## BEGIN

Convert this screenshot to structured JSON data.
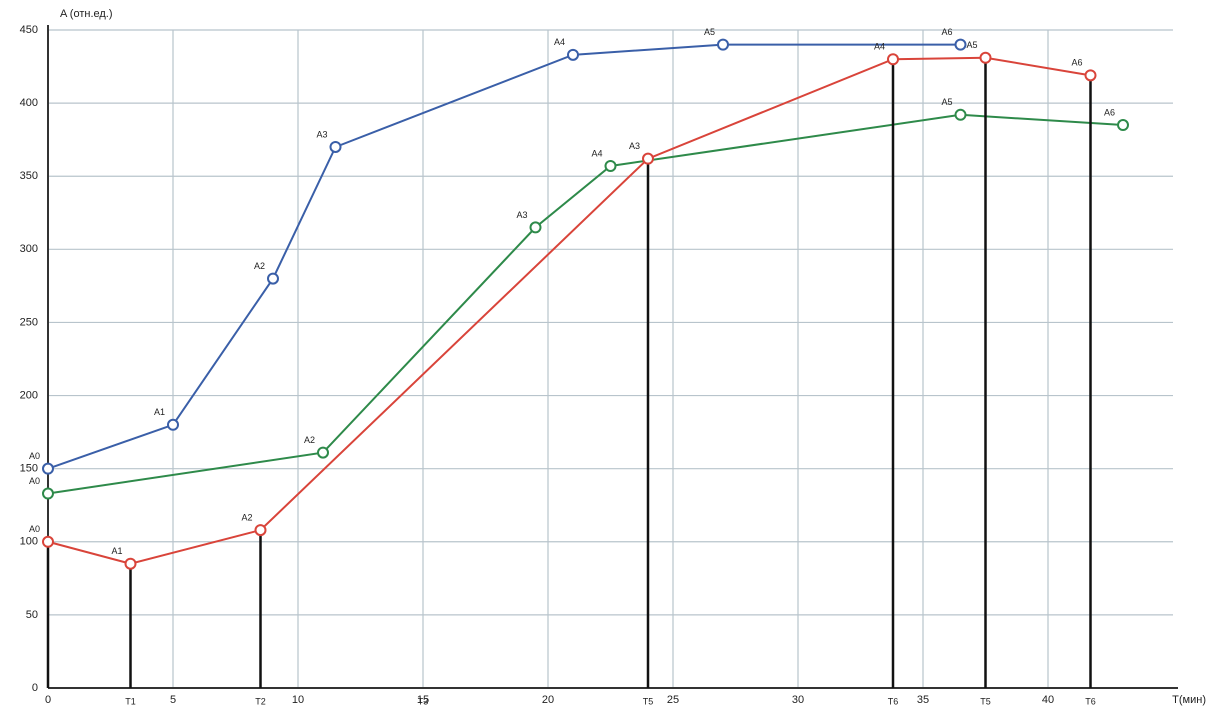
{
  "chart_data": {
    "type": "line",
    "y_label": "A (отн.ед.)",
    "x_label": "T(мин)",
    "xlim": [
      0,
      45
    ],
    "xticks": [
      0,
      5,
      10,
      15,
      20,
      25,
      30,
      35,
      40
    ],
    "ylim": [
      0,
      450
    ],
    "yticks": [
      0,
      50,
      100,
      150,
      200,
      250,
      300,
      350,
      400,
      450
    ],
    "grid": true,
    "drop_lines_series": 2,
    "x_markers": [
      {
        "value": 3.3,
        "label": "T1"
      },
      {
        "value": 8.5,
        "label": "T2"
      },
      {
        "value": 15,
        "label": "T3"
      },
      {
        "value": 24,
        "label": "T5"
      },
      {
        "value": 33.8,
        "label": "T6"
      },
      {
        "value": 37.5,
        "label": "T5"
      },
      {
        "value": 41.7,
        "label": "T6"
      }
    ],
    "series": [
      {
        "name": "blue",
        "color": "#3a5fa8",
        "x": [
          0,
          5,
          9,
          11.5,
          21,
          27,
          36.5
        ],
        "values": [
          150,
          180,
          280,
          370,
          433,
          440,
          440
        ],
        "point_labels": [
          "A0",
          "A1",
          "A2",
          "A3",
          "A4",
          "A5",
          "A6"
        ]
      },
      {
        "name": "green",
        "color": "#2e8a4a",
        "x": [
          0,
          11,
          19.5,
          22.5,
          36.5,
          43
        ],
        "values": [
          133,
          161,
          315,
          357,
          392,
          385
        ],
        "point_labels": [
          "A0",
          "A2",
          "A3",
          "A4",
          "A5",
          "A6"
        ]
      },
      {
        "name": "red",
        "color": "#d9443a",
        "x": [
          0,
          3.3,
          8.5,
          24,
          33.8,
          37.5,
          41.7
        ],
        "values": [
          100,
          85,
          108,
          362,
          430,
          431,
          419
        ],
        "point_labels": [
          "A0",
          "A1",
          "A2",
          "A3",
          "A4",
          "A5",
          "A6"
        ]
      }
    ]
  }
}
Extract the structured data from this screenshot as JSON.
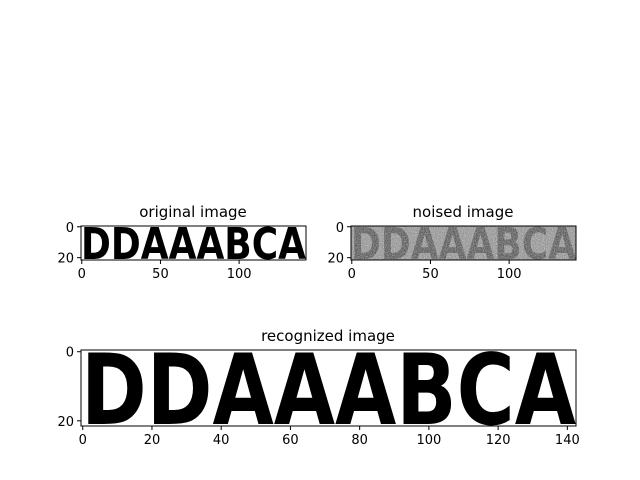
{
  "chart_data": [
    {
      "type": "heatmap",
      "title": "original image",
      "content": "DDAAABCA",
      "colormap": "binary",
      "image_size": [
        143,
        22
      ],
      "xticks": [
        0,
        50,
        100
      ],
      "yticks": [
        0,
        20
      ],
      "xlim": [
        -0.5,
        142.5
      ],
      "ylim": [
        21.5,
        -0.5
      ]
    },
    {
      "type": "heatmap",
      "title": "noised image",
      "content": "DDAAABCA",
      "colormap": "gray",
      "image_size": [
        143,
        22
      ],
      "xticks": [
        0,
        50,
        100
      ],
      "yticks": [
        0,
        20
      ],
      "xlim": [
        -0.5,
        142.5
      ],
      "ylim": [
        21.5,
        -0.5
      ]
    },
    {
      "type": "heatmap",
      "title": "recognized image",
      "content": "DDAAABCA",
      "colormap": "binary",
      "image_size": [
        143,
        22
      ],
      "xticks": [
        0,
        20,
        40,
        60,
        80,
        100,
        120,
        140
      ],
      "yticks": [
        0,
        20
      ],
      "xlim": [
        -0.5,
        142.5
      ],
      "ylim": [
        21.5,
        -0.5
      ]
    }
  ]
}
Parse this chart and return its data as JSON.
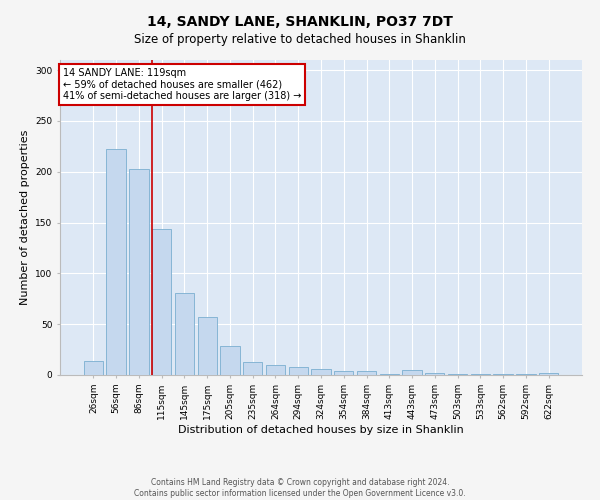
{
  "title": "14, SANDY LANE, SHANKLIN, PO37 7DT",
  "subtitle": "Size of property relative to detached houses in Shanklin",
  "xlabel": "Distribution of detached houses by size in Shanklin",
  "ylabel": "Number of detached properties",
  "categories": [
    "26sqm",
    "56sqm",
    "86sqm",
    "115sqm",
    "145sqm",
    "175sqm",
    "205sqm",
    "235sqm",
    "264sqm",
    "294sqm",
    "324sqm",
    "354sqm",
    "384sqm",
    "413sqm",
    "443sqm",
    "473sqm",
    "503sqm",
    "533sqm",
    "562sqm",
    "592sqm",
    "622sqm"
  ],
  "values": [
    14,
    222,
    203,
    144,
    81,
    57,
    29,
    13,
    10,
    8,
    6,
    4,
    4,
    1,
    5,
    2,
    1,
    1,
    1,
    1,
    2
  ],
  "bar_color": "#c5d8ee",
  "bar_edge_color": "#7aaed0",
  "background_color": "#dde8f5",
  "fig_background_color": "#f5f5f5",
  "property_bar_index": 3,
  "annotation_text_line1": "14 SANDY LANE: 119sqm",
  "annotation_text_line2": "← 59% of detached houses are smaller (462)",
  "annotation_text_line3": "41% of semi-detached houses are larger (318) →",
  "annotation_box_color": "#ffffff",
  "annotation_box_edge_color": "#cc0000",
  "vline_color": "#cc0000",
  "ylim": [
    0,
    310
  ],
  "yticks": [
    0,
    50,
    100,
    150,
    200,
    250,
    300
  ],
  "footer_line1": "Contains HM Land Registry data © Crown copyright and database right 2024.",
  "footer_line2": "Contains public sector information licensed under the Open Government Licence v3.0.",
  "title_fontsize": 10,
  "subtitle_fontsize": 8.5,
  "tick_fontsize": 6.5,
  "ylabel_fontsize": 8,
  "xlabel_fontsize": 8,
  "annotation_fontsize": 7,
  "footer_fontsize": 5.5
}
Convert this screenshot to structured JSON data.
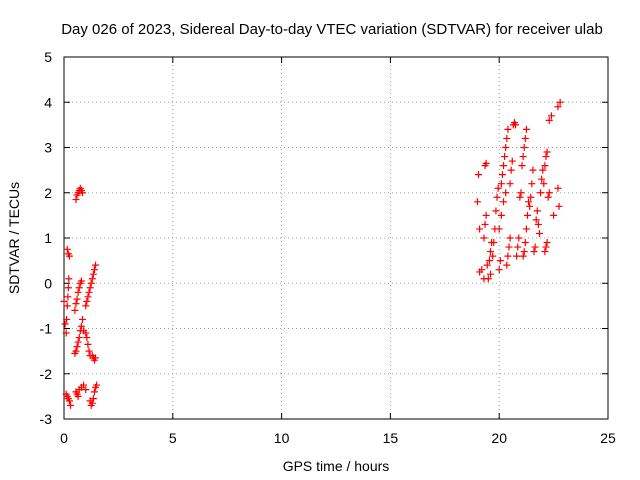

## END

WHAT YOU NEED TO DO: Display every line of the listing that contains the string "this".

ANSWER:
Convert this screenshot to structured JSON data.
Extract the structured data from this screenshot as JSON.
Parse this chart and return its data as JSON.
Convert this screenshot to structured JSON data.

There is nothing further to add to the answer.